→ **Exercise task**
From the listing below, select every line where the word "found" appears.
***** Supplied data *****
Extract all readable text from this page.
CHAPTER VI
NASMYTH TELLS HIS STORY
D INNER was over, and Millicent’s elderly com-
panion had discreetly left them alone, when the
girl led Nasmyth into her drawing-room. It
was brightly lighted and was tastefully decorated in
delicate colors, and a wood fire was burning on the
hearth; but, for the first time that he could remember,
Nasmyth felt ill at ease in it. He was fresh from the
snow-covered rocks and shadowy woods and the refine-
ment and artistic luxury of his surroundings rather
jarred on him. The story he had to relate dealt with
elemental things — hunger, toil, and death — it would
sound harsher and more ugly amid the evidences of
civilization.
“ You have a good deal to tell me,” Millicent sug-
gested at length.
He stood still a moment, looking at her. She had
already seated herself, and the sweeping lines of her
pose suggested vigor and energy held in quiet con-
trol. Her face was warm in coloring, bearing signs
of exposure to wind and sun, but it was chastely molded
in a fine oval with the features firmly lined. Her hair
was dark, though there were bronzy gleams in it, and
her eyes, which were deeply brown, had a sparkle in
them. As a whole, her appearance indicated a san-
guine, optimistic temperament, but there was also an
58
*****
***** Supplied data *****
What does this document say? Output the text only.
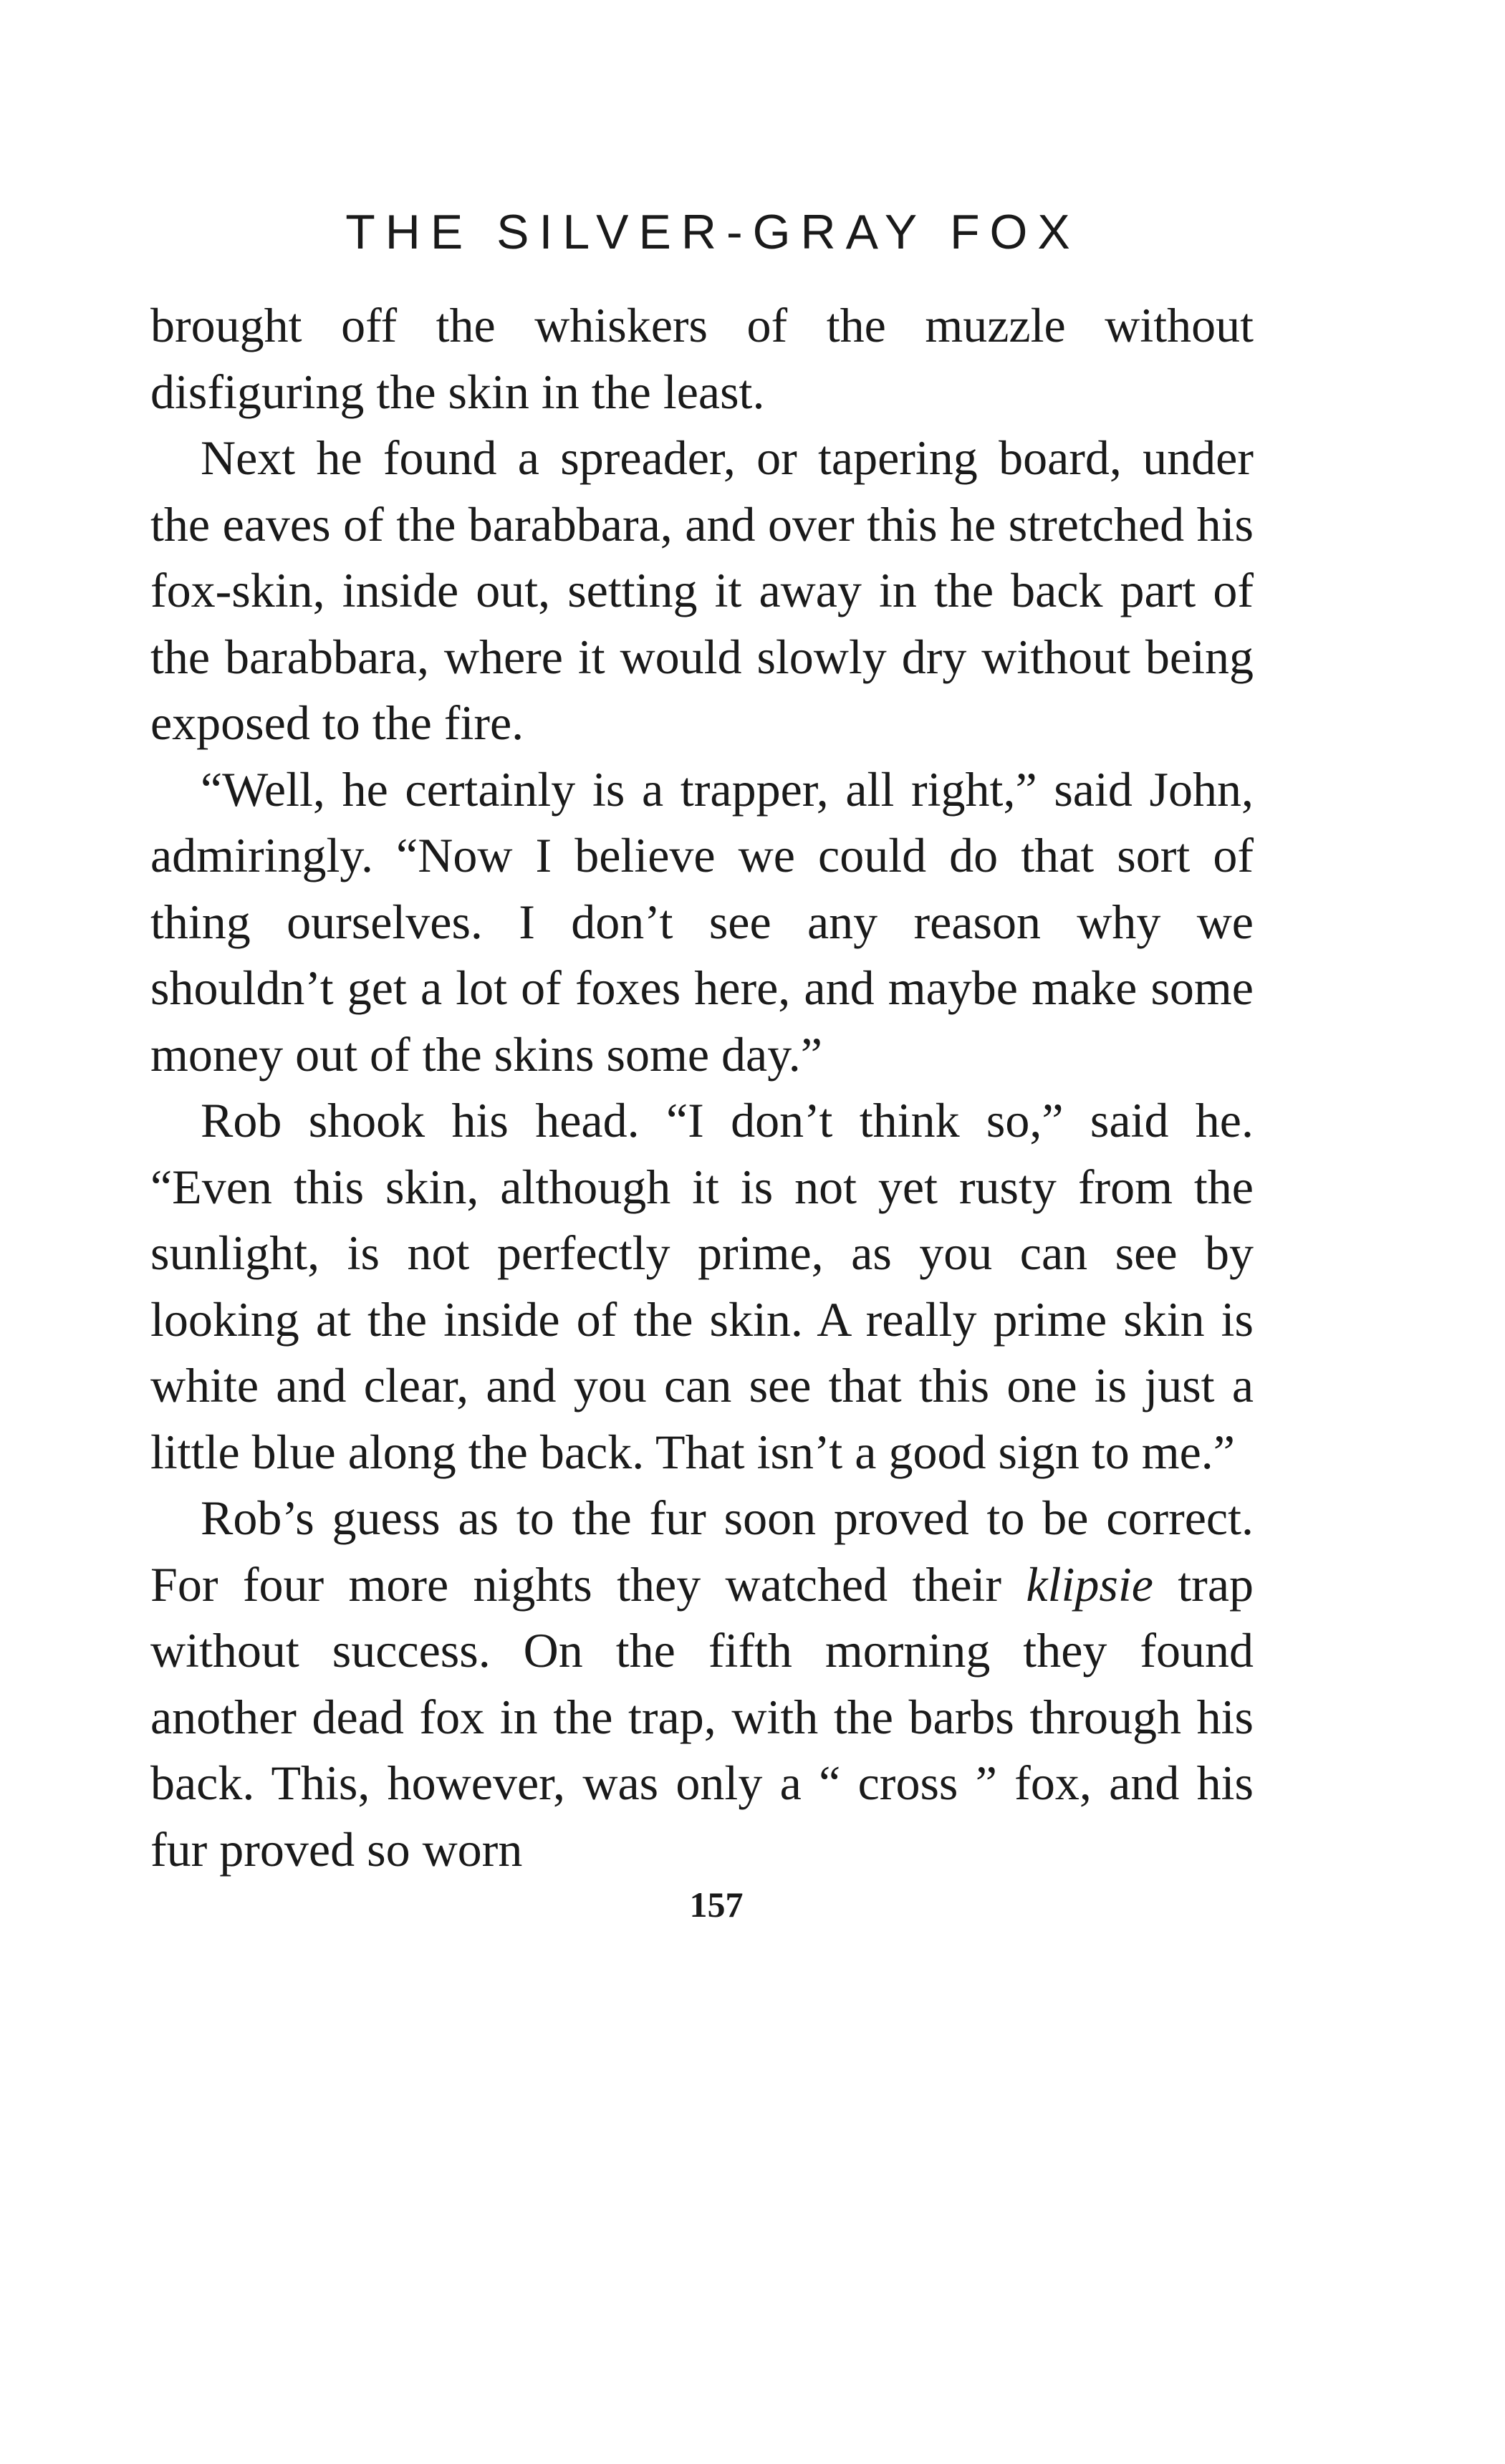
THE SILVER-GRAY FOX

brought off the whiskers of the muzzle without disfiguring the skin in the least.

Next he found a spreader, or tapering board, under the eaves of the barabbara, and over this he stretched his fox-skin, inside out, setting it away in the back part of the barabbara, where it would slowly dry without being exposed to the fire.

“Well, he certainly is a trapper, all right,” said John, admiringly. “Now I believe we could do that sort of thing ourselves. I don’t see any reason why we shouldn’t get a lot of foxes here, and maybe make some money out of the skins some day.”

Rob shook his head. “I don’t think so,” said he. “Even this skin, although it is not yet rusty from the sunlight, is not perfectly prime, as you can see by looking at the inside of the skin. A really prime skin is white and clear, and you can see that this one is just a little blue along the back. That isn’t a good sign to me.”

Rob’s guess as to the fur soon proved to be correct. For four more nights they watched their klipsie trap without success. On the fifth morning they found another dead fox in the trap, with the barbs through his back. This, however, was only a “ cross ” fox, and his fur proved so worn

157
*****
→ **Solution for this problem**
Next he found a spreader, or tapering board, under the eaves of the barabbara, and over this he stretched his fox-skin, inside out, setting it away in the back part of the barabbara, where it would slowly dry without being exposed to the fire.
Rob’s guess as to the fur soon proved to be correct. For four more nights they watched their klipsie trap without success. On the fifth morning they found another dead fox in the trap, with the barbs through his back. This, however, was only a “ cross ” fox, and his fur proved so worn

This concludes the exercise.